What you need to do
Please retype the data in full and exactly; the pictures are not part of the copy.

Data records
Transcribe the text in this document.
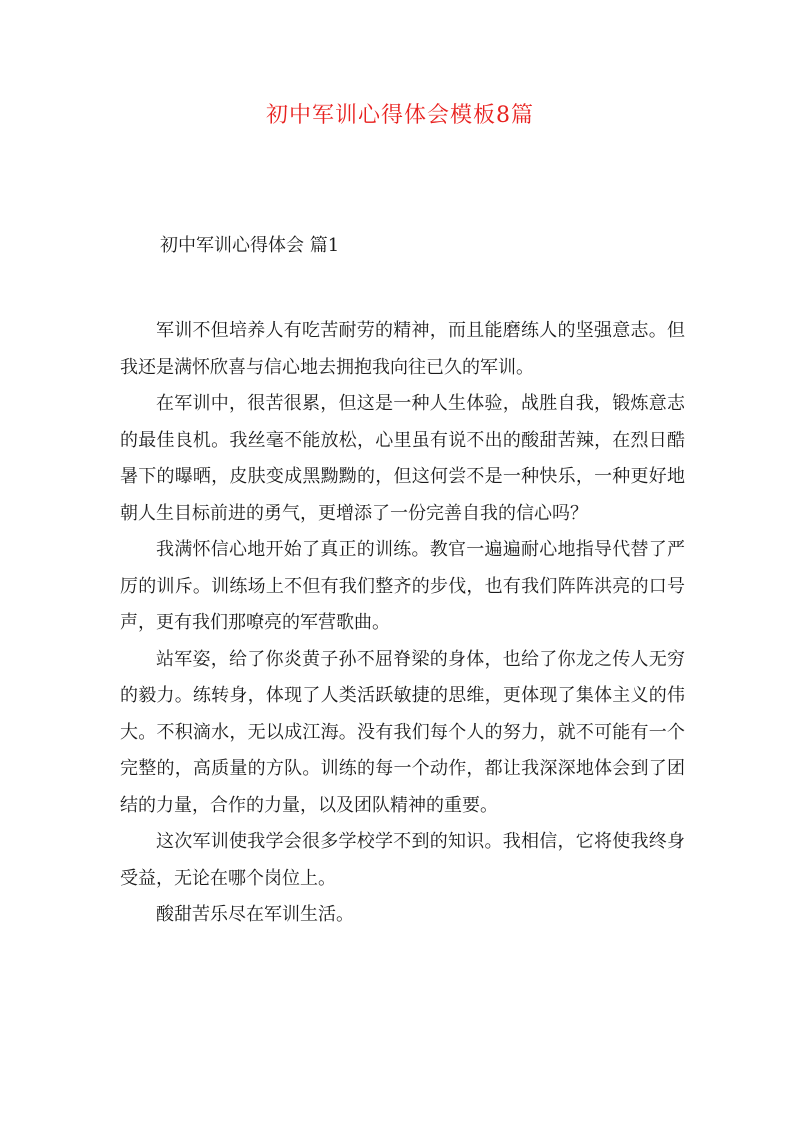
初中军训心得体会模板8篇
初中军训心得体会 篇1

军训不但培养人有吃苦耐劳的精神，而且能磨练人的坚强意志。但我还是满怀欣喜与信心地去拥抱我向往已久的军训。

在军训中，很苦很累，但这是一种人生体验，战胜自我，锻炼意志的最佳良机。我丝毫不能放松，心里虽有说不出的酸甜苦辣，在烈日酷暑下的曝晒，皮肤变成黑黝黝的，但这何尝不是一种快乐，一种更好地朝人生目标前进的勇气，更增添了一份完善自我的信心吗？

我满怀信心地开始了真正的训练。教官一遍遍耐心地指导代替了严厉的训斥。训练场上不但有我们整齐的步伐，也有我们阵阵洪亮的口号声，更有我们那嘹亮的军营歌曲。

站军姿，给了你炎黄子孙不屈脊梁的身体，也给了你龙之传人无穷的毅力。练转身，体现了人类活跃敏捷的思维，更体现了集体主义的伟大。不积滴水，无以成江海。没有我们每个人的努力，就不可能有一个完整的，高质量的方队。训练的每一个动作，都让我深深地体会到了团结的力量，合作的力量，以及团队精神的重要。

这次军训使我学会很多学校学不到的知识。我相信，它将使我终身受益，无论在哪个岗位上。

酸甜苦乐尽在军训生活。
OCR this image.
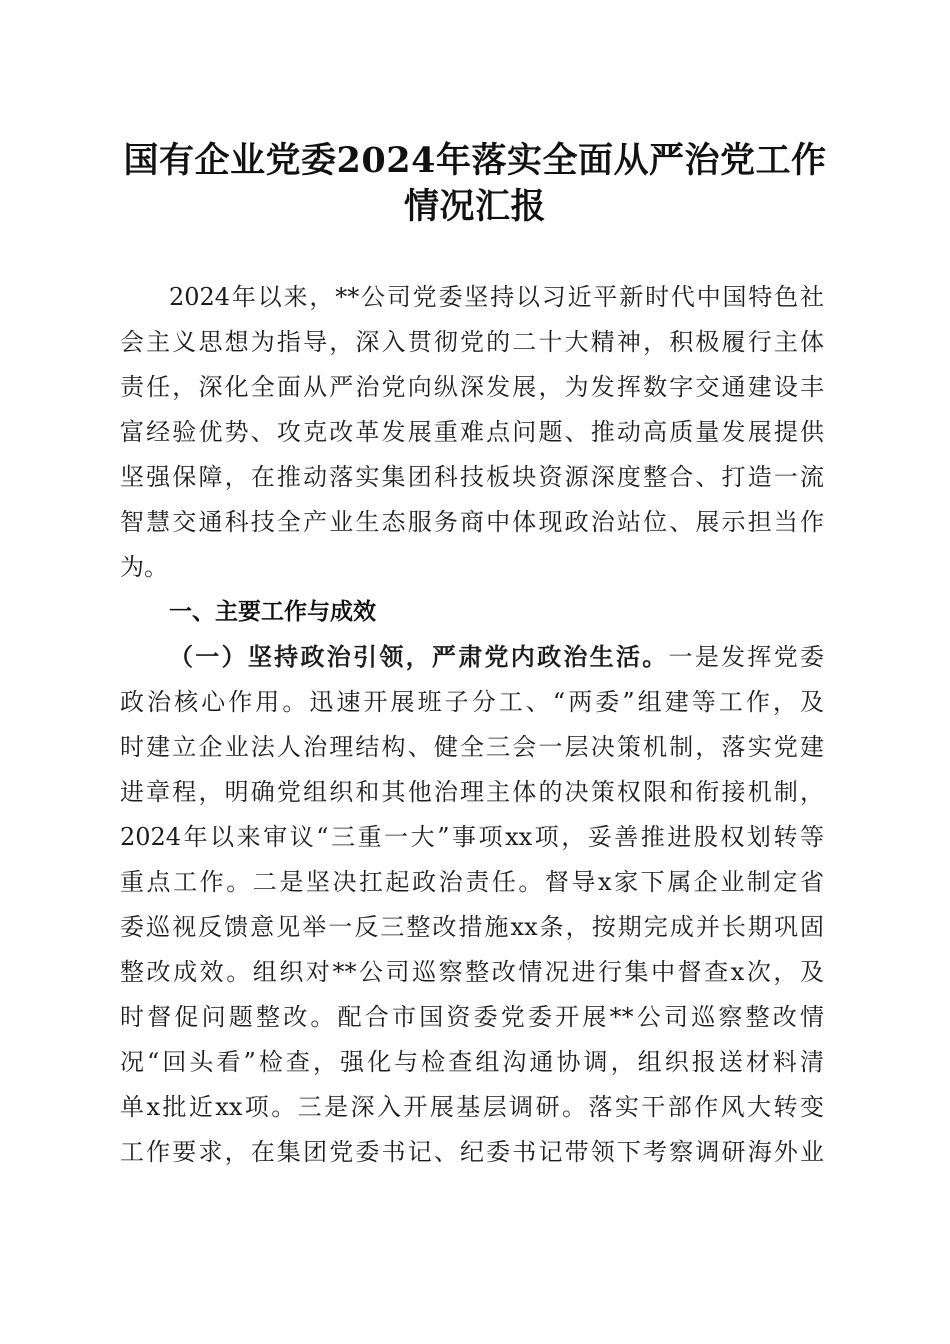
国有企业党委2024年落实全面从严治党工作
情况汇报
2024年以来，**公司党委坚持以习近平新时代中国特色社
会主义思想为指导，深入贯彻党的二十大精神，积极履行主体
责任，深化全面从严治党向纵深发展，为发挥数字交通建设丰
富经验优势、攻克改革发展重难点问题、推动高质量发展提供
坚强保障，在推动落实集团科技板块资源深度整合、打造一流
智慧交通科技全产业生态服务商中体现政治站位、展示担当作
为。
一、主要工作与成效
（一）坚持政治引领，严肃党内政治生活。一是发挥党委
政治核心作用。迅速开展班子分工、“两委”组建等工作，及
时建立企业法人治理结构、健全三会一层决策机制，落实党建
进章程，明确党组织和其他治理主体的决策权限和衔接机制，
2024年以来审议“三重一大”事项xx项，妥善推进股权划转等
重点工作。二是坚决扛起政治责任。督导x家下属企业制定省
委巡视反馈意见举一反三整改措施xx条，按期完成并长期巩固
整改成效。组织对**公司巡察整改情况进行集中督查x次，及
时督促问题整改。配合市国资委党委开展**公司巡察整改情
况“回头看”检查，强化与检查组沟通协调，组织报送材料清
单x批近xx项。三是深入开展基层调研。落实干部作风大转变
工作要求，在集团党委书记、纪委书记带领下考察调研海外业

Result of this task
Transcribe the text in this document.
初中军训心得体会模板8篇
初中军训心得体会 篇1

军训不但培养人有吃苦耐劳的精神，而且能磨练人的坚强意志。但我还是满怀欣喜与信心地去拥抱我向往已久的军训。

在军训中，很苦很累，但这是一种人生体验，战胜自我，锻炼意志的最佳良机。我丝毫不能放松，心里虽有说不出的酸甜苦辣，在烈日酷暑下的曝晒，皮肤变成黑黝黝的，但这何尝不是一种快乐，一种更好地朝人生目标前进的勇气，更增添了一份完善自我的信心吗？

我满怀信心地开始了真正的训练。教官一遍遍耐心地指导代替了严厉的训斥。训练场上不但有我们整齐的步伐，也有我们阵阵洪亮的口号声，更有我们那嘹亮的军营歌曲。

站军姿，给了你炎黄子孙不屈脊梁的身体，也给了你龙之传人无穷的毅力。练转身，体现了人类活跃敏捷的思维，更体现了集体主义的伟大。不积滴水，无以成江海。没有我们每个人的努力，就不可能有一个完整的，高质量的方队。训练的每一个动作，都让我深深地体会到了团结的力量，合作的力量，以及团队精神的重要。

这次军训使我学会很多学校学不到的知识。我相信，它将使我终身受益，无论在哪个岗位上。

酸甜苦乐尽在军训生活。
OCR this image.
国有企业党委2024年落实全面从严治党工作
情况汇报
2024年以来，**公司党委坚持以习近平新时代中国特色社
会主义思想为指导，深入贯彻党的二十大精神，积极履行主体
责任，深化全面从严治党向纵深发展，为发挥数字交通建设丰
富经验优势、攻克改革发展重难点问题、推动高质量发展提供
坚强保障，在推动落实集团科技板块资源深度整合、打造一流
智慧交通科技全产业生态服务商中体现政治站位、展示担当作
为。
一、主要工作与成效
（一）坚持政治引领，严肃党内政治生活。一是发挥党委
政治核心作用。迅速开展班子分工、“两委”组建等工作，及
时建立企业法人治理结构、健全三会一层决策机制，落实党建
进章程，明确党组织和其他治理主体的决策权限和衔接机制，
2024年以来审议“三重一大”事项xx项，妥善推进股权划转等
重点工作。二是坚决扛起政治责任。督导x家下属企业制定省
委巡视反馈意见举一反三整改措施xx条，按期完成并长期巩固
整改成效。组织对**公司巡察整改情况进行集中督查x次，及
时督促问题整改。配合市国资委党委开展**公司巡察整改情
况“回头看”检查，强化与检查组沟通协调，组织报送材料清
单x批近xx项。三是深入开展基层调研。落实干部作风大转变
工作要求，在集团党委书记、纪委书记带领下考察调研海外业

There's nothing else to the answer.